**TO DO**
Pictures in the records should not be copied, but every other part must be repeated exactly.

- - - - - - -

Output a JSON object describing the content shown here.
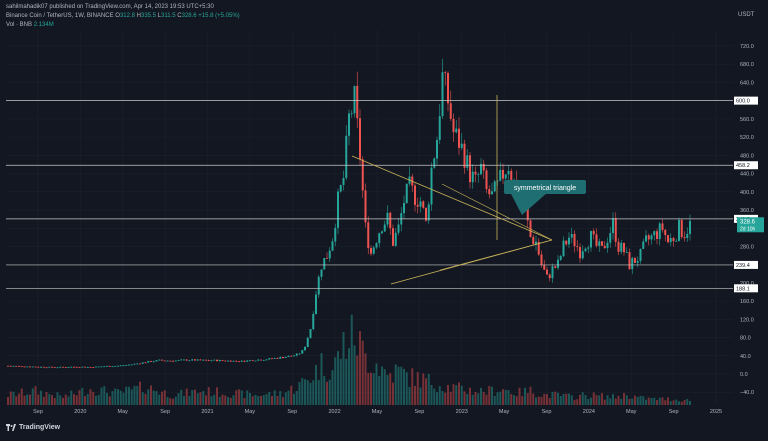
{
  "header": {
    "publisher": "sahilmahadik07 published on TradingView.com, Apr 14, 2023 19:53 UTC+5:30",
    "symbol": "Binance Coin / TetherUS, 1W, BINANCE",
    "ohlc": {
      "o_label": "O",
      "o": "312.8",
      "h_label": "H",
      "h": "335.5",
      "l_label": "L",
      "l": "311.5",
      "c_label": "C",
      "c": "328.6",
      "change": "+15.8 (+5.05%)"
    },
    "volume_label": "Vol · BNB",
    "volume_value": "2.134M"
  },
  "footer": {
    "brand": "TradingView",
    "logo": "tradingview-logo"
  },
  "colors": {
    "bg": "#131722",
    "up": "#26a69a",
    "down": "#ef5350",
    "trend": "#c9b458",
    "level": "#c8c8c8",
    "callout": "#1f6e72",
    "grid": "#1e222d"
  },
  "chart_data": {
    "type": "candlestick",
    "currency": "USDT",
    "y_ticks": [
      -40,
      0,
      40,
      80,
      120,
      160,
      200,
      240,
      280,
      320,
      360,
      400,
      440,
      480,
      520,
      560,
      600,
      640,
      680,
      720
    ],
    "y_tick_labels": [
      "−40.0",
      "0.0",
      "40.0",
      "80.0",
      "120.0",
      "160.0",
      "200.0",
      "240.0",
      "280.0",
      "320.0",
      "360.0",
      "400.0",
      "440.0",
      "480.0",
      "520.0",
      "560.0",
      "600.0",
      "640.0",
      "680.0",
      "720.0"
    ],
    "ylim": [
      -68,
      755
    ],
    "x_labels": [
      "Sep",
      "2020",
      "May",
      "Sep",
      "2021",
      "May",
      "Sep",
      "2022",
      "May",
      "Sep",
      "2023",
      "May",
      "Sep",
      "2024",
      "May",
      "Sep",
      "2025"
    ],
    "horizontal_levels": [
      {
        "label": "600.0",
        "value": 600
      },
      {
        "label": "458.2",
        "value": 458.2
      },
      {
        "label": "340.5",
        "value": 340.5
      },
      {
        "label": "239.4",
        "value": 239.4
      },
      {
        "label": "188.1",
        "value": 188.1
      }
    ],
    "last_price": {
      "label": "328.6",
      "value": 328.6,
      "countdown": "2d 10h"
    },
    "annotation": "symmetrical triangle",
    "price_path": [
      [
        0,
        18
      ],
      [
        10,
        17
      ],
      [
        20,
        16
      ],
      [
        30,
        15
      ],
      [
        40,
        15
      ],
      [
        50,
        16
      ],
      [
        60,
        15
      ],
      [
        70,
        17
      ],
      [
        80,
        18
      ],
      [
        90,
        21
      ],
      [
        100,
        26
      ],
      [
        110,
        30
      ],
      [
        120,
        29
      ],
      [
        130,
        31
      ],
      [
        140,
        30
      ],
      [
        150,
        30
      ],
      [
        160,
        29
      ],
      [
        170,
        28
      ],
      [
        180,
        31
      ],
      [
        190,
        33
      ],
      [
        200,
        37
      ],
      [
        210,
        42
      ],
      [
        215,
        52
      ],
      [
        220,
        100
      ],
      [
        224,
        180
      ],
      [
        228,
        240
      ],
      [
        232,
        260
      ],
      [
        236,
        300
      ],
      [
        240,
        380
      ],
      [
        244,
        430
      ],
      [
        248,
        560
      ],
      [
        252,
        600
      ],
      [
        256,
        480
      ],
      [
        260,
        320
      ],
      [
        264,
        265
      ],
      [
        268,
        300
      ],
      [
        272,
        330
      ],
      [
        276,
        340
      ],
      [
        280,
        290
      ],
      [
        284,
        320
      ],
      [
        288,
        380
      ],
      [
        292,
        410
      ],
      [
        296,
        390
      ],
      [
        300,
        380
      ],
      [
        304,
        330
      ],
      [
        308,
        450
      ],
      [
        312,
        520
      ],
      [
        316,
        650
      ],
      [
        320,
        600
      ],
      [
        324,
        530
      ],
      [
        328,
        510
      ],
      [
        332,
        480
      ],
      [
        336,
        440
      ],
      [
        340,
        420
      ],
      [
        344,
        450
      ],
      [
        348,
        400
      ],
      [
        352,
        390
      ],
      [
        356,
        410
      ],
      [
        360,
        440
      ],
      [
        364,
        460
      ],
      [
        368,
        420
      ],
      [
        372,
        380
      ],
      [
        376,
        360
      ],
      [
        380,
        300
      ],
      [
        384,
        290
      ],
      [
        388,
        240
      ],
      [
        392,
        210
      ],
      [
        396,
        230
      ],
      [
        400,
        240
      ],
      [
        404,
        280
      ],
      [
        408,
        300
      ],
      [
        412,
        290
      ],
      [
        416,
        270
      ],
      [
        420,
        290
      ],
      [
        424,
        300
      ],
      [
        428,
        280
      ],
      [
        432,
        270
      ],
      [
        436,
        300
      ],
      [
        440,
        330
      ],
      [
        444,
        280
      ],
      [
        448,
        270
      ],
      [
        452,
        240
      ],
      [
        456,
        250
      ],
      [
        460,
        260
      ],
      [
        464,
        290
      ],
      [
        468,
        300
      ],
      [
        472,
        310
      ],
      [
        476,
        320
      ],
      [
        480,
        290
      ],
      [
        484,
        300
      ],
      [
        488,
        320
      ],
      [
        492,
        310
      ],
      [
        496,
        328
      ]
    ],
    "volume_path": [
      [
        0,
        10
      ],
      [
        20,
        14
      ],
      [
        40,
        8
      ],
      [
        60,
        16
      ],
      [
        80,
        12
      ],
      [
        100,
        18
      ],
      [
        120,
        10
      ],
      [
        140,
        14
      ],
      [
        160,
        12
      ],
      [
        180,
        10
      ],
      [
        200,
        12
      ],
      [
        210,
        18
      ],
      [
        220,
        28
      ],
      [
        228,
        40
      ],
      [
        236,
        35
      ],
      [
        244,
        60
      ],
      [
        252,
        70
      ],
      [
        260,
        48
      ],
      [
        268,
        42
      ],
      [
        276,
        30
      ],
      [
        284,
        34
      ],
      [
        292,
        28
      ],
      [
        300,
        26
      ],
      [
        310,
        22
      ],
      [
        320,
        18
      ],
      [
        330,
        16
      ],
      [
        340,
        14
      ],
      [
        350,
        14
      ],
      [
        360,
        16
      ],
      [
        370,
        12
      ],
      [
        380,
        14
      ],
      [
        390,
        10
      ],
      [
        400,
        10
      ],
      [
        410,
        8
      ],
      [
        420,
        10
      ],
      [
        430,
        9
      ],
      [
        440,
        8
      ],
      [
        450,
        10
      ],
      [
        460,
        7
      ],
      [
        470,
        6
      ],
      [
        480,
        6
      ],
      [
        490,
        5
      ],
      [
        496,
        5
      ]
    ]
  }
}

- - - - - - -

**TASK RESPONSE**
Output a JSON object describing the content shown here.
{
  "header": {
    "publisher": "sahilmahadik07 published on TradingView.com, Apr 14, 2023 19:53 UTC+5:30",
    "symbol": "Binance Coin / TetherUS, 1W, BINANCE",
    "ohlc": {
      "o_label": "O",
      "o": "312.8",
      "h_label": "H",
      "h": "335.5",
      "l_label": "L",
      "l": "311.5",
      "c_label": "C",
      "c": "328.6",
      "change": "+15.8 (+5.05%)"
    },
    "volume_label": "Vol · BNB",
    "volume_value": "2.134M"
  },
  "footer": {
    "brand": "TradingView",
    "logo": "tradingview-logo"
  },
  "colors": {
    "bg": "#131722",
    "up": "#26a69a",
    "down": "#ef5350",
    "trend": "#c9b458",
    "level": "#c8c8c8",
    "callout": "#1f6e72",
    "grid": "#1e222d"
  },
  "chart_data": {
    "type": "candlestick",
    "currency": "USDT",
    "y_ticks": [
      -40,
      0,
      40,
      80,
      120,
      160,
      200,
      240,
      280,
      320,
      360,
      400,
      440,
      480,
      520,
      560,
      600,
      640,
      680,
      720
    ],
    "y_tick_labels": [
      "−40.0",
      "0.0",
      "40.0",
      "80.0",
      "120.0",
      "160.0",
      "200.0",
      "240.0",
      "280.0",
      "320.0",
      "360.0",
      "400.0",
      "440.0",
      "480.0",
      "520.0",
      "560.0",
      "600.0",
      "640.0",
      "680.0",
      "720.0"
    ],
    "ylim": [
      -68,
      755
    ],
    "x_labels": [
      "Sep",
      "2020",
      "May",
      "Sep",
      "2021",
      "May",
      "Sep",
      "2022",
      "May",
      "Sep",
      "2023",
      "May",
      "Sep",
      "2024",
      "May",
      "Sep",
      "2025"
    ],
    "horizontal_levels": [
      {
        "label": "600.0",
        "value": 600
      },
      {
        "label": "458.2",
        "value": 458.2
      },
      {
        "label": "340.5",
        "value": 340.5
      },
      {
        "label": "239.4",
        "value": 239.4
      },
      {
        "label": "188.1",
        "value": 188.1
      }
    ],
    "last_price": {
      "label": "328.6",
      "value": 328.6,
      "countdown": "2d 10h"
    },
    "annotation": "symmetrical triangle",
    "price_path": [
      [
        0,
        18
      ],
      [
        10,
        17
      ],
      [
        20,
        16
      ],
      [
        30,
        15
      ],
      [
        40,
        15
      ],
      [
        50,
        16
      ],
      [
        60,
        15
      ],
      [
        70,
        17
      ],
      [
        80,
        18
      ],
      [
        90,
        21
      ],
      [
        100,
        26
      ],
      [
        110,
        30
      ],
      [
        120,
        29
      ],
      [
        130,
        31
      ],
      [
        140,
        30
      ],
      [
        150,
        30
      ],
      [
        160,
        29
      ],
      [
        170,
        28
      ],
      [
        180,
        31
      ],
      [
        190,
        33
      ],
      [
        200,
        37
      ],
      [
        210,
        42
      ],
      [
        215,
        52
      ],
      [
        220,
        100
      ],
      [
        224,
        180
      ],
      [
        228,
        240
      ],
      [
        232,
        260
      ],
      [
        236,
        300
      ],
      [
        240,
        380
      ],
      [
        244,
        430
      ],
      [
        248,
        560
      ],
      [
        252,
        600
      ],
      [
        256,
        480
      ],
      [
        260,
        320
      ],
      [
        264,
        265
      ],
      [
        268,
        300
      ],
      [
        272,
        330
      ],
      [
        276,
        340
      ],
      [
        280,
        290
      ],
      [
        284,
        320
      ],
      [
        288,
        380
      ],
      [
        292,
        410
      ],
      [
        296,
        390
      ],
      [
        300,
        380
      ],
      [
        304,
        330
      ],
      [
        308,
        450
      ],
      [
        312,
        520
      ],
      [
        316,
        650
      ],
      [
        320,
        600
      ],
      [
        324,
        530
      ],
      [
        328,
        510
      ],
      [
        332,
        480
      ],
      [
        336,
        440
      ],
      [
        340,
        420
      ],
      [
        344,
        450
      ],
      [
        348,
        400
      ],
      [
        352,
        390
      ],
      [
        356,
        410
      ],
      [
        360,
        440
      ],
      [
        364,
        460
      ],
      [
        368,
        420
      ],
      [
        372,
        380
      ],
      [
        376,
        360
      ],
      [
        380,
        300
      ],
      [
        384,
        290
      ],
      [
        388,
        240
      ],
      [
        392,
        210
      ],
      [
        396,
        230
      ],
      [
        400,
        240
      ],
      [
        404,
        280
      ],
      [
        408,
        300
      ],
      [
        412,
        290
      ],
      [
        416,
        270
      ],
      [
        420,
        290
      ],
      [
        424,
        300
      ],
      [
        428,
        280
      ],
      [
        432,
        270
      ],
      [
        436,
        300
      ],
      [
        440,
        330
      ],
      [
        444,
        280
      ],
      [
        448,
        270
      ],
      [
        452,
        240
      ],
      [
        456,
        250
      ],
      [
        460,
        260
      ],
      [
        464,
        290
      ],
      [
        468,
        300
      ],
      [
        472,
        310
      ],
      [
        476,
        320
      ],
      [
        480,
        290
      ],
      [
        484,
        300
      ],
      [
        488,
        320
      ],
      [
        492,
        310
      ],
      [
        496,
        328
      ]
    ],
    "volume_path": [
      [
        0,
        10
      ],
      [
        20,
        14
      ],
      [
        40,
        8
      ],
      [
        60,
        16
      ],
      [
        80,
        12
      ],
      [
        100,
        18
      ],
      [
        120,
        10
      ],
      [
        140,
        14
      ],
      [
        160,
        12
      ],
      [
        180,
        10
      ],
      [
        200,
        12
      ],
      [
        210,
        18
      ],
      [
        220,
        28
      ],
      [
        228,
        40
      ],
      [
        236,
        35
      ],
      [
        244,
        60
      ],
      [
        252,
        70
      ],
      [
        260,
        48
      ],
      [
        268,
        42
      ],
      [
        276,
        30
      ],
      [
        284,
        34
      ],
      [
        292,
        28
      ],
      [
        300,
        26
      ],
      [
        310,
        22
      ],
      [
        320,
        18
      ],
      [
        330,
        16
      ],
      [
        340,
        14
      ],
      [
        350,
        14
      ],
      [
        360,
        16
      ],
      [
        370,
        12
      ],
      [
        380,
        14
      ],
      [
        390,
        10
      ],
      [
        400,
        10
      ],
      [
        410,
        8
      ],
      [
        420,
        10
      ],
      [
        430,
        9
      ],
      [
        440,
        8
      ],
      [
        450,
        10
      ],
      [
        460,
        7
      ],
      [
        470,
        6
      ],
      [
        480,
        6
      ],
      [
        490,
        5
      ],
      [
        496,
        5
      ]
    ]
  }
}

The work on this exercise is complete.